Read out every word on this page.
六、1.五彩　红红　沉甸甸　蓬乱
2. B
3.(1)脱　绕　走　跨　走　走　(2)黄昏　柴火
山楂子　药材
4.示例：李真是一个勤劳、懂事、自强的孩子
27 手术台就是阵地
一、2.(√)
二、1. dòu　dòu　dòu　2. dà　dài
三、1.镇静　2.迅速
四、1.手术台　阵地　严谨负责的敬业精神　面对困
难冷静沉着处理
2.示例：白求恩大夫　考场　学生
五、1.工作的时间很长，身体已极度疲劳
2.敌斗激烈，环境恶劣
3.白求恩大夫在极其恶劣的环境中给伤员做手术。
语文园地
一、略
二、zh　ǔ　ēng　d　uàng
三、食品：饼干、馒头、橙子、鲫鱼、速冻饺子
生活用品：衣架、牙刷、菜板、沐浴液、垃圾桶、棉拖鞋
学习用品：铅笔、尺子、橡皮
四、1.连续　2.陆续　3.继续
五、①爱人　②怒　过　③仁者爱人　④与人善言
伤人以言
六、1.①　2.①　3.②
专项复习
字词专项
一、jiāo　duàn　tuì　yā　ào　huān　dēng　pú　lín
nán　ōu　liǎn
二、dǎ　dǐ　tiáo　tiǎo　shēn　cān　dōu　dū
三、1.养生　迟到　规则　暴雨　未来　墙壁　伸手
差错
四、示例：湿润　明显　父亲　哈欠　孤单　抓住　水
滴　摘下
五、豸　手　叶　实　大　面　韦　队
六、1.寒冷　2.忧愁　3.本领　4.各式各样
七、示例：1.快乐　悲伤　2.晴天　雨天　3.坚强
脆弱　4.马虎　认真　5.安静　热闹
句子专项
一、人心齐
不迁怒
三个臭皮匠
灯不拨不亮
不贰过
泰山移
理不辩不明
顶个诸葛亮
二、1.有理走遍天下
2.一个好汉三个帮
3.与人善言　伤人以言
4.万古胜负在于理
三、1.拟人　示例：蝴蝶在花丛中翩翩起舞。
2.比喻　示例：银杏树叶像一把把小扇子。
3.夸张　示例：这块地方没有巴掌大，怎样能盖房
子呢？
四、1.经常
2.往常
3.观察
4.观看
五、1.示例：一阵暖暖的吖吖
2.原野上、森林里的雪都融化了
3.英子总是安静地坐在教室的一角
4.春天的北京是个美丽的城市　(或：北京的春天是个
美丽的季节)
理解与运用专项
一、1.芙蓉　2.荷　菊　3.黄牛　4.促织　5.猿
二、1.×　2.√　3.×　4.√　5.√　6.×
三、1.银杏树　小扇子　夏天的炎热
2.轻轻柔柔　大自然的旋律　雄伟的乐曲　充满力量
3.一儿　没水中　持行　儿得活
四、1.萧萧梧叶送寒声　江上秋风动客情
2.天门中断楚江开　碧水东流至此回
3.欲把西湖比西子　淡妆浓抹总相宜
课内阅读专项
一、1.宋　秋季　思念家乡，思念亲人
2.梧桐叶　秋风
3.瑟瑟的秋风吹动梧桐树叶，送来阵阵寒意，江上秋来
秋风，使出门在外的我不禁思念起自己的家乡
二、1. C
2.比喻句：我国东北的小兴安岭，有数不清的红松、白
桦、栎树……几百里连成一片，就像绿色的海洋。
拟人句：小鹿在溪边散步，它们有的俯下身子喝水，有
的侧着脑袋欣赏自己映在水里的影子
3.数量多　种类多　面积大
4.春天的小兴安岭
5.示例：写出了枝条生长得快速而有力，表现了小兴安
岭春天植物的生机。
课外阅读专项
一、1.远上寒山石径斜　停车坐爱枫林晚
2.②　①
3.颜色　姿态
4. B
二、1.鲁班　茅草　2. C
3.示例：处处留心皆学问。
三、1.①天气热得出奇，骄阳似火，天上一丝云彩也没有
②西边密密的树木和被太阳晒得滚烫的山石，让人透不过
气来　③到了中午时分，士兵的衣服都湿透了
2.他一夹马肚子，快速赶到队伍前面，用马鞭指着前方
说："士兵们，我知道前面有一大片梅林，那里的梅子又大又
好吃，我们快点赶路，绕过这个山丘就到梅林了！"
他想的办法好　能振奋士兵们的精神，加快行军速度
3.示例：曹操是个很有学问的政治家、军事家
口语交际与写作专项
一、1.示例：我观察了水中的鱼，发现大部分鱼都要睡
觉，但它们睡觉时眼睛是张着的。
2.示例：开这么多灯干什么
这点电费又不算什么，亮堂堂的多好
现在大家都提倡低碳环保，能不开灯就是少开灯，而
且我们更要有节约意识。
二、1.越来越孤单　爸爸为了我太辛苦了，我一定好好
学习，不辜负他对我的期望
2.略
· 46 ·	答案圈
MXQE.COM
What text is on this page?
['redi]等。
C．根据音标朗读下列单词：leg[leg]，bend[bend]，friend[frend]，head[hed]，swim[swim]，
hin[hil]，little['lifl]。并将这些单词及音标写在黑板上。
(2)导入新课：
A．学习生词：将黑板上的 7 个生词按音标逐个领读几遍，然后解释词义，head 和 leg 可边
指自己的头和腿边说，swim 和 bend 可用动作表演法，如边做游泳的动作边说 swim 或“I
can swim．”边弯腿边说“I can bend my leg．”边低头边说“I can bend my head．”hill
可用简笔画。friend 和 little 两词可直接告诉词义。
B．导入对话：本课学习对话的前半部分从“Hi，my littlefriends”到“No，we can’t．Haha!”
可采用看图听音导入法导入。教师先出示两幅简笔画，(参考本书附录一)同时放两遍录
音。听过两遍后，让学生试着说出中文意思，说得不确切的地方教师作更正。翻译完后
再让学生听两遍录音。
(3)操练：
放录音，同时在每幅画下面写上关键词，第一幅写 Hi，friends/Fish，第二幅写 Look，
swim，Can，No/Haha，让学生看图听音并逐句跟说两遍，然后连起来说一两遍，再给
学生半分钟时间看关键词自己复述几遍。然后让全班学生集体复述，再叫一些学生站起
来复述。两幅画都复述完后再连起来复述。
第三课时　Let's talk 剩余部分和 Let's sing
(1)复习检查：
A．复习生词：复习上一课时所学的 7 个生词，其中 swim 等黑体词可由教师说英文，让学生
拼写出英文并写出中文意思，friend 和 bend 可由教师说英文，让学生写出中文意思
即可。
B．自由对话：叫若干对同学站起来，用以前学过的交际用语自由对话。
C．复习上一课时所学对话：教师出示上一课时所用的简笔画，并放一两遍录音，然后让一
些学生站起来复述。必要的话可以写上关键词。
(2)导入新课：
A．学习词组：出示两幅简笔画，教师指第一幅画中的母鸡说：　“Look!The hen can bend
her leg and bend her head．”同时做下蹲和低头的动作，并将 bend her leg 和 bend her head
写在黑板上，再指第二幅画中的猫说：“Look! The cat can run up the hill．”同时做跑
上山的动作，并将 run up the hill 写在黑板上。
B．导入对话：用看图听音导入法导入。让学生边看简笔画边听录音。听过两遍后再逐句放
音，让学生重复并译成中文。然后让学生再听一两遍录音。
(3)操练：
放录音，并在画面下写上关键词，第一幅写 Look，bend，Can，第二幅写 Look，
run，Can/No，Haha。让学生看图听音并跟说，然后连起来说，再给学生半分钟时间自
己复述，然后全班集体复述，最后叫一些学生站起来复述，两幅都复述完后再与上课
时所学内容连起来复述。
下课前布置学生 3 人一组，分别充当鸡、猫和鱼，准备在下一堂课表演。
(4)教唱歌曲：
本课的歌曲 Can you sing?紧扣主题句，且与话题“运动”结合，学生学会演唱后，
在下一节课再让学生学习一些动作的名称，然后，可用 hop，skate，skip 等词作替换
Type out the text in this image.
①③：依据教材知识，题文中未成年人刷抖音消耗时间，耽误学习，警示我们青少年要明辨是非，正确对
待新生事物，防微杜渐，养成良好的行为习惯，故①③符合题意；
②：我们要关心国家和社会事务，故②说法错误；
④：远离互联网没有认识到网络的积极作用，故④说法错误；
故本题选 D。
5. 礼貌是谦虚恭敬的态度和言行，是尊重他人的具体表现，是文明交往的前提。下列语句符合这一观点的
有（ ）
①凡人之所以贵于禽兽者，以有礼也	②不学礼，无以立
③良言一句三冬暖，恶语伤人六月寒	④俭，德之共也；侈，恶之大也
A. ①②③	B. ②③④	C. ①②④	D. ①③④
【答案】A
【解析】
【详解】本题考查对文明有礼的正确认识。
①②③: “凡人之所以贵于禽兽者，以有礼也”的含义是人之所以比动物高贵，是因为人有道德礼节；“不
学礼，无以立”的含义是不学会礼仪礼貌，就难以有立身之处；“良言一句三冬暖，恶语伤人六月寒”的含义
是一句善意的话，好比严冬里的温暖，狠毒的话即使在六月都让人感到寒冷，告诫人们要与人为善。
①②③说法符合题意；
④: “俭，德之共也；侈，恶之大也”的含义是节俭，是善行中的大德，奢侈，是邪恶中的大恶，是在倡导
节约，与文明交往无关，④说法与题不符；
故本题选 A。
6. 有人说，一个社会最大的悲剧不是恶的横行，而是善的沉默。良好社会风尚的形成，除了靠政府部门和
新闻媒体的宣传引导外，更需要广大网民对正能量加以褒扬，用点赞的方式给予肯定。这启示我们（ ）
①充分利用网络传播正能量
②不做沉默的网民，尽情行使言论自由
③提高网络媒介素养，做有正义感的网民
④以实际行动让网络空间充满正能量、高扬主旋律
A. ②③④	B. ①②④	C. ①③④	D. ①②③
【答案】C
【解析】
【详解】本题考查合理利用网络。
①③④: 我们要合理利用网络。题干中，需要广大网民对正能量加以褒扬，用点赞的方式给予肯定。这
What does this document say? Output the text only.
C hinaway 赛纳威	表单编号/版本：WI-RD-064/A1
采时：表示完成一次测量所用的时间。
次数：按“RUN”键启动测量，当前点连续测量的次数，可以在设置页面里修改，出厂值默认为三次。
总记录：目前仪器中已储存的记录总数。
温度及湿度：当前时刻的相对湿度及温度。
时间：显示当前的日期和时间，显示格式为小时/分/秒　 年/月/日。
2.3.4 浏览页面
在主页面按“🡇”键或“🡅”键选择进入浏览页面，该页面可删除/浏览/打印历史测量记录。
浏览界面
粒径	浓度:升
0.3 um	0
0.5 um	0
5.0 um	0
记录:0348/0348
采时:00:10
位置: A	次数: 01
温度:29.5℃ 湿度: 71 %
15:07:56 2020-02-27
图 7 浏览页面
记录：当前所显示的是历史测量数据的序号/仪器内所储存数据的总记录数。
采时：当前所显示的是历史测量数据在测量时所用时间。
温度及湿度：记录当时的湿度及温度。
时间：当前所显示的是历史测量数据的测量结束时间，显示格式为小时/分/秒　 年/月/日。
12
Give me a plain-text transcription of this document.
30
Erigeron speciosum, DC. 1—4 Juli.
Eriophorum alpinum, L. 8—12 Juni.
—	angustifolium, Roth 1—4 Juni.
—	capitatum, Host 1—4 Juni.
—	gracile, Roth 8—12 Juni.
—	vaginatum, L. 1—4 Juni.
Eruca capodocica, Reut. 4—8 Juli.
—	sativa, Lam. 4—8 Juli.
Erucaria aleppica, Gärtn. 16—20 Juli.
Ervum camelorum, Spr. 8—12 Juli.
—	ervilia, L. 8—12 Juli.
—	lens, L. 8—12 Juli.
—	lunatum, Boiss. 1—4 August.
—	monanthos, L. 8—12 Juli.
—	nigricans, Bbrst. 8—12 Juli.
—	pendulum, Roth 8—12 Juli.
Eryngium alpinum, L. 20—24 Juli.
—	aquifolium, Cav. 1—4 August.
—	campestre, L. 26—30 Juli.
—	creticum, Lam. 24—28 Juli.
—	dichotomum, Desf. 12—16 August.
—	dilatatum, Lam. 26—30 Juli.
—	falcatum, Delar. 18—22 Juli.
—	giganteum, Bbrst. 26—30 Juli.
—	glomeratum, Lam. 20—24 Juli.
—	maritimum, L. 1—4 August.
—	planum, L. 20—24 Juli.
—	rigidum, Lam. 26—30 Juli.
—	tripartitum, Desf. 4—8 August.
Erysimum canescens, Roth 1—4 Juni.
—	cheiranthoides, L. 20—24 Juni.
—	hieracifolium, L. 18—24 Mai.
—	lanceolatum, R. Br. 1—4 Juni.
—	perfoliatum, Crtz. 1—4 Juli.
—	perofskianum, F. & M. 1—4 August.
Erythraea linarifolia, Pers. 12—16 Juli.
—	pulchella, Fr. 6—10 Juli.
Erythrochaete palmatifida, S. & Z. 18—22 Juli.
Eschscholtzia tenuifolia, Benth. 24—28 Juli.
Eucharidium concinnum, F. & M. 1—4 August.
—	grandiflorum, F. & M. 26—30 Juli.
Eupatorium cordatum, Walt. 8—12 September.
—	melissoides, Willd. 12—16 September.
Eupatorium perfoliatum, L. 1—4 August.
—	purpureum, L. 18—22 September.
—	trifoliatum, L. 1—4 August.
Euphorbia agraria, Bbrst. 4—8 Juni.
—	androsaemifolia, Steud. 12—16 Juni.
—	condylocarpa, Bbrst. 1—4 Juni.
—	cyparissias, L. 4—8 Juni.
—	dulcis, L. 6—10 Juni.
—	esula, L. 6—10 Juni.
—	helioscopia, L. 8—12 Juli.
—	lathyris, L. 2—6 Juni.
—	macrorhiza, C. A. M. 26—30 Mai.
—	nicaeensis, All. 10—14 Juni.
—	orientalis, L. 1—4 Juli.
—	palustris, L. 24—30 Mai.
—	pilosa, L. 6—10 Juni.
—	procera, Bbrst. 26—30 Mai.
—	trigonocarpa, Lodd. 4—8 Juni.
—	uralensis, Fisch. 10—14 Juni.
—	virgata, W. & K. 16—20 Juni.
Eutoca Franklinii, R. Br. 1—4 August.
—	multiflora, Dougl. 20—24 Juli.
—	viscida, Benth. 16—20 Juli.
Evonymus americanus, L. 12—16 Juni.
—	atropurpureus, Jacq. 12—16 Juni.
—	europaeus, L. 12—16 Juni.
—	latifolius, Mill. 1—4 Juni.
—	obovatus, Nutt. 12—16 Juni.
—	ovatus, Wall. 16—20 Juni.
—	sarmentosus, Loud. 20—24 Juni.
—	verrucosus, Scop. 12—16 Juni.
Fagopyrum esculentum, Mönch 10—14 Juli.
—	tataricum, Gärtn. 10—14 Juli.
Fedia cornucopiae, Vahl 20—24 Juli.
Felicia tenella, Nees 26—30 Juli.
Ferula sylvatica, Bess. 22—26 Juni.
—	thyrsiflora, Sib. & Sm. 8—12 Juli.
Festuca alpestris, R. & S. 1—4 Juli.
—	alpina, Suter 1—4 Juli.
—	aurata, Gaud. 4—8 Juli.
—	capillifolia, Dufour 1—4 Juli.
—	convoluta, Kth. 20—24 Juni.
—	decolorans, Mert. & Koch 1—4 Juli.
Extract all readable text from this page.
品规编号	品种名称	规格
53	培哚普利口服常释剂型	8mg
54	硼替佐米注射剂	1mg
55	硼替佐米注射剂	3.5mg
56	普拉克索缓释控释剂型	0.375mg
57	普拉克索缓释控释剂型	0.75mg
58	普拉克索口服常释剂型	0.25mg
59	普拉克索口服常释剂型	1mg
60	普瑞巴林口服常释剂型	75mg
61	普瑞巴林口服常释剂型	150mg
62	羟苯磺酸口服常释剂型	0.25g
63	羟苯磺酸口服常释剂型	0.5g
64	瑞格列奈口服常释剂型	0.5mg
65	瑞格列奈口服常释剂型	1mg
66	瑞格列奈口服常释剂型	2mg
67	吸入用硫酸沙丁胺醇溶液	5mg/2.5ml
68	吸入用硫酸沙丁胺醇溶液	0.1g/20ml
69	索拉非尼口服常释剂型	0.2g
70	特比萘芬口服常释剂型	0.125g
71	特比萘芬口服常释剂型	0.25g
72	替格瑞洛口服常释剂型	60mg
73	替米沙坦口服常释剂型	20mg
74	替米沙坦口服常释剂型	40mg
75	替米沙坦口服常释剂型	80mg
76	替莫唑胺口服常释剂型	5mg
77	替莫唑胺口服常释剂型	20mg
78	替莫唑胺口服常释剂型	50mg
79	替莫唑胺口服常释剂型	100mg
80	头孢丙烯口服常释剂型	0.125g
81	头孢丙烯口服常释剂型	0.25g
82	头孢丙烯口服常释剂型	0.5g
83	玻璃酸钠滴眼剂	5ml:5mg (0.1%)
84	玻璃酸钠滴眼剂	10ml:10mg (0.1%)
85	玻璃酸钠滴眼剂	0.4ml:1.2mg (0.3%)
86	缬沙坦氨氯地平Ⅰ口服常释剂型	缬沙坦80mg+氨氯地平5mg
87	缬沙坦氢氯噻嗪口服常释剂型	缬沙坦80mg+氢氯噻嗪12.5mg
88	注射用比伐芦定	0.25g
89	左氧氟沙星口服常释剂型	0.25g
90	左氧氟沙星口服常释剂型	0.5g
====
**Task to complete**
Starting at the line that contains "Extract all readable text from this page.", print every line through the end of the listing, word for word. Leave out all the rest.

**Task solution**
Extract all readable text from this page.
品规编号	品种名称	规格
53	培哚普利口服常释剂型	8mg
54	硼替佐米注射剂	1mg
55	硼替佐米注射剂	3.5mg
56	普拉克索缓释控释剂型	0.375mg
57	普拉克索缓释控释剂型	0.75mg
58	普拉克索口服常释剂型	0.25mg
59	普拉克索口服常释剂型	1mg
60	普瑞巴林口服常释剂型	75mg
61	普瑞巴林口服常释剂型	150mg
62	羟苯磺酸口服常释剂型	0.25g
63	羟苯磺酸口服常释剂型	0.5g
64	瑞格列奈口服常释剂型	0.5mg
65	瑞格列奈口服常释剂型	1mg
66	瑞格列奈口服常释剂型	2mg
67	吸入用硫酸沙丁胺醇溶液	5mg/2.5ml
68	吸入用硫酸沙丁胺醇溶液	0.1g/20ml
69	索拉非尼口服常释剂型	0.2g
70	特比萘芬口服常释剂型	0.125g
71	特比萘芬口服常释剂型	0.25g
72	替格瑞洛口服常释剂型	60mg
73	替米沙坦口服常释剂型	20mg
74	替米沙坦口服常释剂型	40mg
75	替米沙坦口服常释剂型	80mg
76	替莫唑胺口服常释剂型	5mg
77	替莫唑胺口服常释剂型	20mg
78	替莫唑胺口服常释剂型	50mg
79	替莫唑胺口服常释剂型	100mg
80	头孢丙烯口服常释剂型	0.125g
81	头孢丙烯口服常释剂型	0.25g
82	头孢丙烯口服常释剂型	0.5g
83	玻璃酸钠滴眼剂	5ml:5mg (0.1%)
84	玻璃酸钠滴眼剂	10ml:10mg (0.1%)
85	玻璃酸钠滴眼剂	0.4ml:1.2mg (0.3%)
86	缬沙坦氨氯地平Ⅰ口服常释剂型	缬沙坦80mg+氨氯地平5mg
87	缬沙坦氢氯噻嗪口服常释剂型	缬沙坦80mg+氢氯噻嗪12.5mg
88	注射用比伐芦定	0.25g
89	左氧氟沙星口服常释剂型	0.25g
90	左氧氟沙星口服常释剂型	0.5g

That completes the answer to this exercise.